> STATED EXERCISE
Copy out each line of the listing that has the word "screenshot" in it.

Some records

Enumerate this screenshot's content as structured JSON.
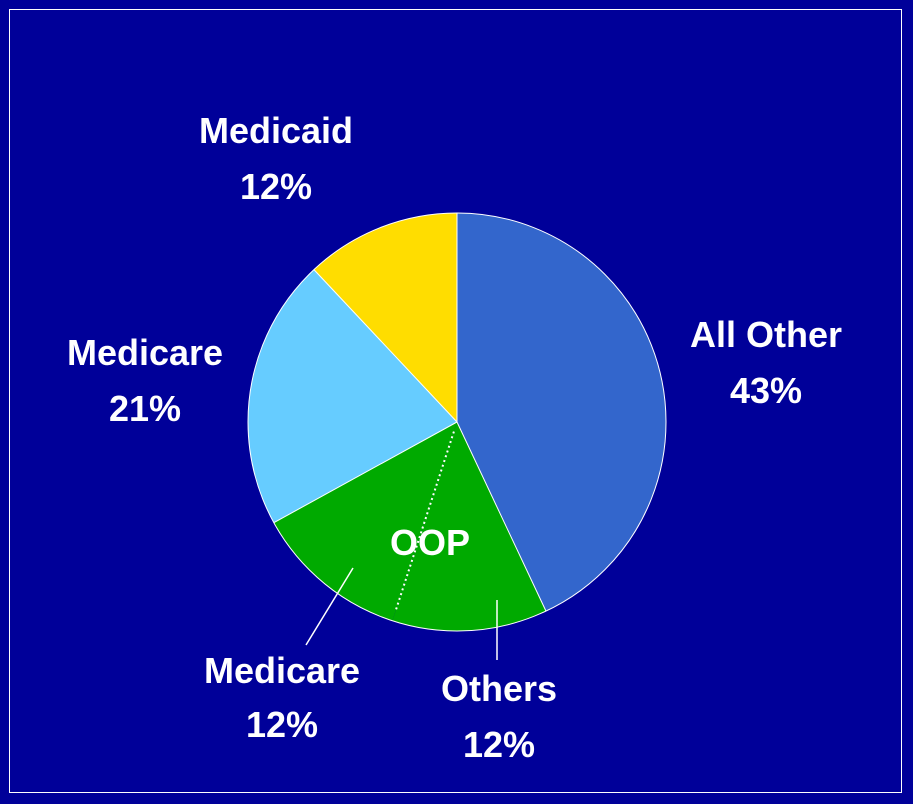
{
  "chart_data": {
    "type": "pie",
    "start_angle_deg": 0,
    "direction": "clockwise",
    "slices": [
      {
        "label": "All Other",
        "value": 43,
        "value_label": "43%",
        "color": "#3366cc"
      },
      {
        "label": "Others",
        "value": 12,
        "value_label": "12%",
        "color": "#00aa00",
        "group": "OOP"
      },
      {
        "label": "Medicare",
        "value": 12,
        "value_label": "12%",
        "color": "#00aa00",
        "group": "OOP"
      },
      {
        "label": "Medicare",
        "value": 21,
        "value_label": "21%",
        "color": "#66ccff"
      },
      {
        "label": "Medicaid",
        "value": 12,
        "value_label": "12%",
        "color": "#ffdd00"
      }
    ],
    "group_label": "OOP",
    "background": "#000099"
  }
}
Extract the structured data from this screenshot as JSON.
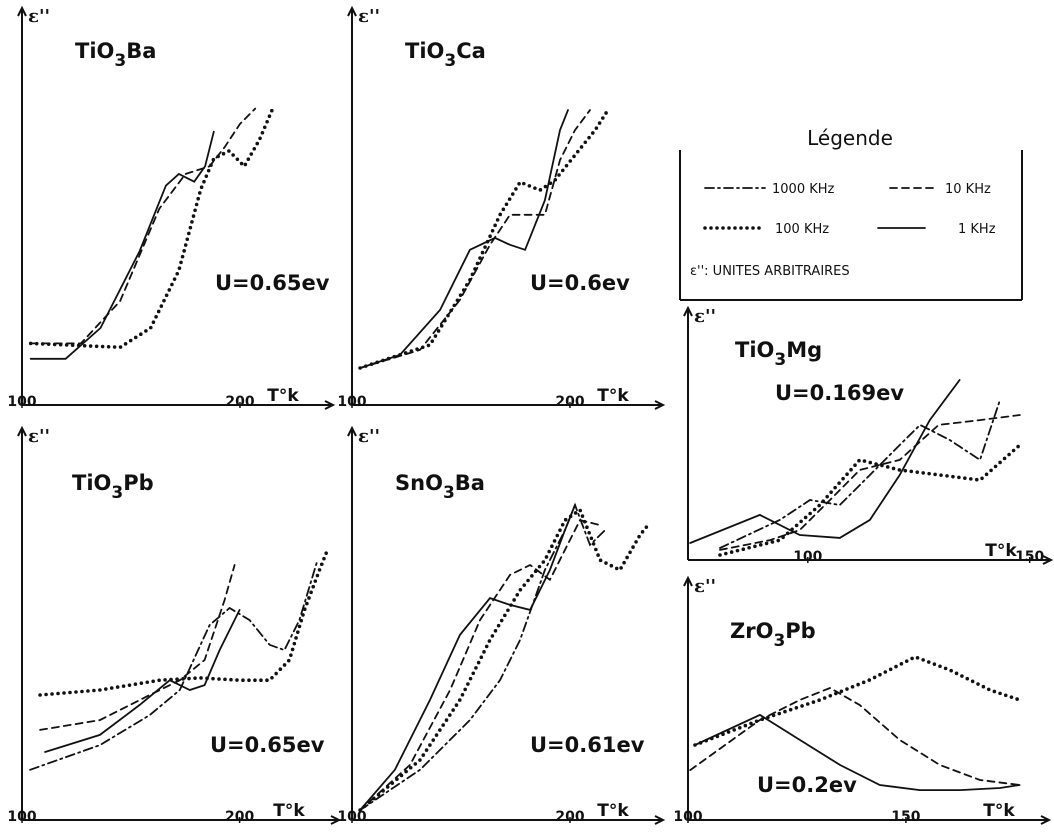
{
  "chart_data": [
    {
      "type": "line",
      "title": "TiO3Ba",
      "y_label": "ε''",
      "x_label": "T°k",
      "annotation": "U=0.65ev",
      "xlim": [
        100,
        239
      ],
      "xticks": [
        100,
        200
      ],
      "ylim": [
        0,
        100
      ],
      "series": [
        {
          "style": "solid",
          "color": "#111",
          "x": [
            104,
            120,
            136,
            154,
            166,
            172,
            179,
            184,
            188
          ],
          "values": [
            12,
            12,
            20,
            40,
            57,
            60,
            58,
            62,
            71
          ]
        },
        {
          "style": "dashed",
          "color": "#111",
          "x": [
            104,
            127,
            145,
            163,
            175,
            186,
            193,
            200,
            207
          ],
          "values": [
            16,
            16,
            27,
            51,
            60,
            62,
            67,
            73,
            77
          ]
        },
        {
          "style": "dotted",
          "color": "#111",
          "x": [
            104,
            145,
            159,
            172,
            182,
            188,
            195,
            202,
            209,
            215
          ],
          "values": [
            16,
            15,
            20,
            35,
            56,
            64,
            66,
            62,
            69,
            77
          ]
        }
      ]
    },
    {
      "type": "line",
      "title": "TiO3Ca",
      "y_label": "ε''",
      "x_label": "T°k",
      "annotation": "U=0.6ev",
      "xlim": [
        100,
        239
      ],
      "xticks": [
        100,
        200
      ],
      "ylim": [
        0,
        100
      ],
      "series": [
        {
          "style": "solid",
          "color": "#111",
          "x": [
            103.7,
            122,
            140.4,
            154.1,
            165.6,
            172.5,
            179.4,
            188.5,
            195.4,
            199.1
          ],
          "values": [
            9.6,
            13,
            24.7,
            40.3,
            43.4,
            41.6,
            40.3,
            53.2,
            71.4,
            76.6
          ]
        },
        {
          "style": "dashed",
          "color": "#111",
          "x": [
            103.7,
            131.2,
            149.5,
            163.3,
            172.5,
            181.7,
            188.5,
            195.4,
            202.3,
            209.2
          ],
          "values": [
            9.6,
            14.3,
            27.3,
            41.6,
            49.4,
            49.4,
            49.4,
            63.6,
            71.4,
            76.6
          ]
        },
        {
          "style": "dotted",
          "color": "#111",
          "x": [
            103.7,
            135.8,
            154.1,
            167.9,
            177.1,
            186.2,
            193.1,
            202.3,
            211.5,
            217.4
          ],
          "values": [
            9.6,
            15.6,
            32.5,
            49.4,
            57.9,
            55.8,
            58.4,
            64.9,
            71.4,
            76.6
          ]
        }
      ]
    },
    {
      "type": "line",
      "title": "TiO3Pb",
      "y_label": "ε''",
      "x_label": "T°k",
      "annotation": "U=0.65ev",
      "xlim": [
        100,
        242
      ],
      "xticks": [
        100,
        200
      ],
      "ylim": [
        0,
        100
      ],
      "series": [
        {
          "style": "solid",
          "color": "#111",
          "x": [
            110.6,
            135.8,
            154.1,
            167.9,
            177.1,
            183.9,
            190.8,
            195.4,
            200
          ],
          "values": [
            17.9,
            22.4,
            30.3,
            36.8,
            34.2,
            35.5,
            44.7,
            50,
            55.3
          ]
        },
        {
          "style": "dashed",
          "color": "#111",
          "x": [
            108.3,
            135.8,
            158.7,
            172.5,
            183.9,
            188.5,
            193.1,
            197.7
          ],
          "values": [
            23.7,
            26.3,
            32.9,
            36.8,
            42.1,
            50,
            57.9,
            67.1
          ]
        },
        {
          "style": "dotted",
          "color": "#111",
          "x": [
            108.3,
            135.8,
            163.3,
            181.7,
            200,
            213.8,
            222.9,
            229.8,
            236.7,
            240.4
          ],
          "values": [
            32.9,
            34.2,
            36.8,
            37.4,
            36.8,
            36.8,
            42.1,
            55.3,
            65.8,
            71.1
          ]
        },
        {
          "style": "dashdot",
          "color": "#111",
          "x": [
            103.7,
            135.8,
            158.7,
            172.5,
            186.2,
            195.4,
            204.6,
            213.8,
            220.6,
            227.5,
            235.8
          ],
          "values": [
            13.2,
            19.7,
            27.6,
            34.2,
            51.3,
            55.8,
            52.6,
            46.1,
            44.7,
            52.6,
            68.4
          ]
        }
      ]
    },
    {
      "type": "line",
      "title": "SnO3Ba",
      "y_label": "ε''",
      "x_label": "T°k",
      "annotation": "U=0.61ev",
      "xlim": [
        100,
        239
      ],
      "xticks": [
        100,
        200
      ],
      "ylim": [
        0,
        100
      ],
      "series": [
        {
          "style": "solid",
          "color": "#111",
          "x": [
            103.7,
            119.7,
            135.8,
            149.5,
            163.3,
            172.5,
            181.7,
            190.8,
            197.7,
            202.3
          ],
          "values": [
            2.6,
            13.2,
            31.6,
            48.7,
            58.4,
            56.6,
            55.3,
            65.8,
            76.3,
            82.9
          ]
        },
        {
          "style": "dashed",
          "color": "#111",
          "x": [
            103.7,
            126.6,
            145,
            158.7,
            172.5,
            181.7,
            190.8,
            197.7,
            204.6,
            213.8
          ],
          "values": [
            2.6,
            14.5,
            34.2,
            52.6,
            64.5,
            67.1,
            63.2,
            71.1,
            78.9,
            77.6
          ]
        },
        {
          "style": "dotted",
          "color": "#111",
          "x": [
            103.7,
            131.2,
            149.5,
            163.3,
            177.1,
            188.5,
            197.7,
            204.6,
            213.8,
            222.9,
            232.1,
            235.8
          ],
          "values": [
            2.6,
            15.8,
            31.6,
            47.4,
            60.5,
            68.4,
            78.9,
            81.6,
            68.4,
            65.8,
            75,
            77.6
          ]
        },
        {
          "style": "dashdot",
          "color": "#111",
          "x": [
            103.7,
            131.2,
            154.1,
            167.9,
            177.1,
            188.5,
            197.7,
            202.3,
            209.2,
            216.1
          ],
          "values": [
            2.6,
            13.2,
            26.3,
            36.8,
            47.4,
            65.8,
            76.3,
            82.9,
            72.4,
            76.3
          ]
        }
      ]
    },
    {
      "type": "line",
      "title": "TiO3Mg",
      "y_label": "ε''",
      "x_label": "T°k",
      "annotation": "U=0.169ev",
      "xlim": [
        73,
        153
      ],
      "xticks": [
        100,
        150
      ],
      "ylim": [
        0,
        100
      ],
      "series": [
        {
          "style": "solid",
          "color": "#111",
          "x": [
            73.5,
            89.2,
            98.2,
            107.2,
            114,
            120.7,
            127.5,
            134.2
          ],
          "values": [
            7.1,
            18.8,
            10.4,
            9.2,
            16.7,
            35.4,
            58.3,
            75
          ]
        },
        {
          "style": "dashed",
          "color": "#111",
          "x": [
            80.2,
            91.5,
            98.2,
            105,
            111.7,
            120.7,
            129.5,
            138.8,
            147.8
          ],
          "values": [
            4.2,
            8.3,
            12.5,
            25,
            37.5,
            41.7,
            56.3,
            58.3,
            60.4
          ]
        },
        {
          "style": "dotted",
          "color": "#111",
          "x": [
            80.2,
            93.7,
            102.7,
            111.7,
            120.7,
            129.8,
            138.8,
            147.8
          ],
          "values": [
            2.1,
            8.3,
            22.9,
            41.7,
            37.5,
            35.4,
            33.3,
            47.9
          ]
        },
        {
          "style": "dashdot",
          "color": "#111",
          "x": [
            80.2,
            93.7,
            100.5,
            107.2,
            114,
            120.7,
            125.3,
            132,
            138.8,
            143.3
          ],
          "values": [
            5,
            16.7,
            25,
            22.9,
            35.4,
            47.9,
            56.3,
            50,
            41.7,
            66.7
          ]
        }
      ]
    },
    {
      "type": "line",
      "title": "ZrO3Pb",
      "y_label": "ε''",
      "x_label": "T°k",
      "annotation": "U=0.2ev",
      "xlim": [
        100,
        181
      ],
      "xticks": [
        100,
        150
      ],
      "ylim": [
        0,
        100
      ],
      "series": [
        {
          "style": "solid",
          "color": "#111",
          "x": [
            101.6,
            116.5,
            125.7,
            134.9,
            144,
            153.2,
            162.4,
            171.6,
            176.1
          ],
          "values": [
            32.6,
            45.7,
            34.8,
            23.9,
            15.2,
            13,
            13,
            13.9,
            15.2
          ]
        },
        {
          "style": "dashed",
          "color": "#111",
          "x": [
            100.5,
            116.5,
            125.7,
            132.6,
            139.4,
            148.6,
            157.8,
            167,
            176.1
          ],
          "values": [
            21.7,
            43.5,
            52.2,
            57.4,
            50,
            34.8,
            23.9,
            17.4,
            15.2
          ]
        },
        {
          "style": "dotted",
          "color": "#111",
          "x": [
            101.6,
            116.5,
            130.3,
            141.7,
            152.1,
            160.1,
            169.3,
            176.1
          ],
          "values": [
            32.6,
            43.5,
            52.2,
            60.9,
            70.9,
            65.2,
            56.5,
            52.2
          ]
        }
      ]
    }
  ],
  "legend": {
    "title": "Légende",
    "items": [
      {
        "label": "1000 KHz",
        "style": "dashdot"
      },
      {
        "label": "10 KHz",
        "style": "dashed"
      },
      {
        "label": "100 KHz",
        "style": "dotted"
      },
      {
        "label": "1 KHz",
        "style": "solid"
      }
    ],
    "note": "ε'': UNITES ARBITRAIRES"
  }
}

> RESPONSE BELOW
Enumerate this screenshot's content as structured JSON.
Extract the structured data from this screenshot as JSON.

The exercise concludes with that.